Extracted records
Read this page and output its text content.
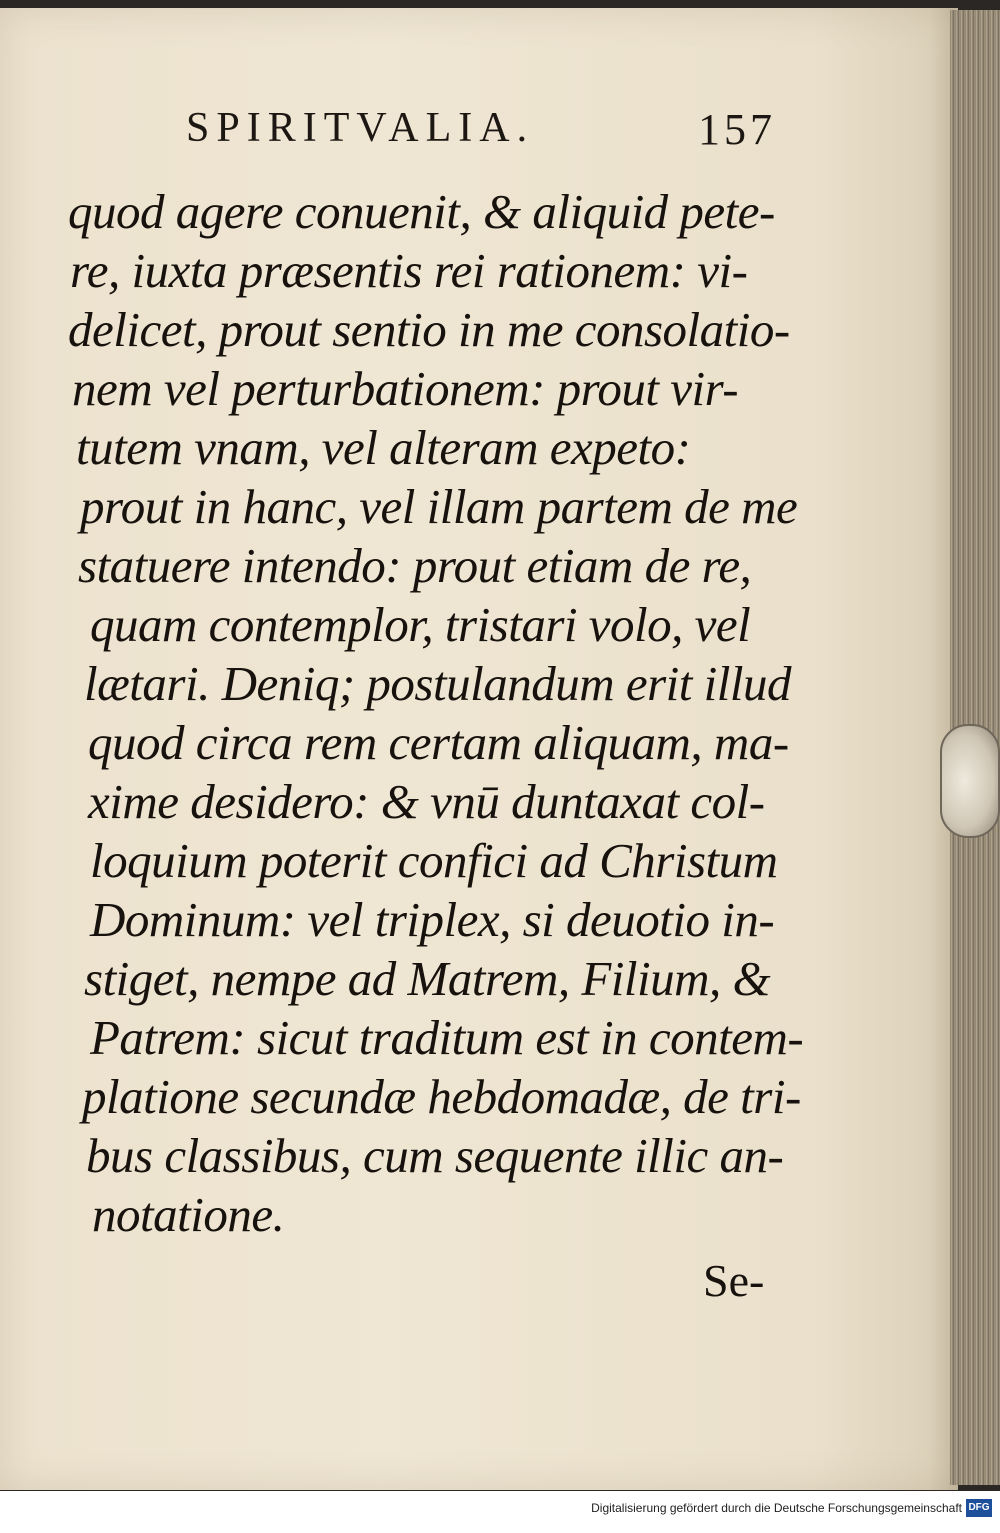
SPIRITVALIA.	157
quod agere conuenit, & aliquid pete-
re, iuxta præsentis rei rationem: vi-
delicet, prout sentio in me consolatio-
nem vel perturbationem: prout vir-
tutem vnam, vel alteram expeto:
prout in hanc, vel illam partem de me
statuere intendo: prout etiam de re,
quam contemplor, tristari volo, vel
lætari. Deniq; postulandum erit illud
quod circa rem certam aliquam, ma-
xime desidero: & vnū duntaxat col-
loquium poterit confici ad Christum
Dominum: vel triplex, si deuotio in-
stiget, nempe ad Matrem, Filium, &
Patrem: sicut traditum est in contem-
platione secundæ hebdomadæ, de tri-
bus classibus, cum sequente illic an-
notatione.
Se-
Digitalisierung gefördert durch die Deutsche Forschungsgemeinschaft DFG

**To be done:**
Leave images out of the retyped records; keep all else exact.

**Solution for this problem:**
Read this page and output its text content.
SPIRITVALIA.	157
quod agere conuenit, & aliquid pete-
re, iuxta præsentis rei rationem: vi-
delicet, prout sentio in me consolatio-
nem vel perturbationem: prout vir-
tutem vnam, vel alteram expeto:
prout in hanc, vel illam partem de me
statuere intendo: prout etiam de re,
quam contemplor, tristari volo, vel
lætari. Deniq; postulandum erit illud
quod circa rem certam aliquam, ma-
xime desidero: & vnū duntaxat col-
loquium poterit confici ad Christum
Dominum: vel triplex, si deuotio in-
stiget, nempe ad Matrem, Filium, &
Patrem: sicut traditum est in contem-
platione secundæ hebdomadæ, de tri-
bus classibus, cum sequente illic an-
notatione.
Se-
Digitalisierung gefördert durch die Deutsche Forschungsgemeinschaft DFG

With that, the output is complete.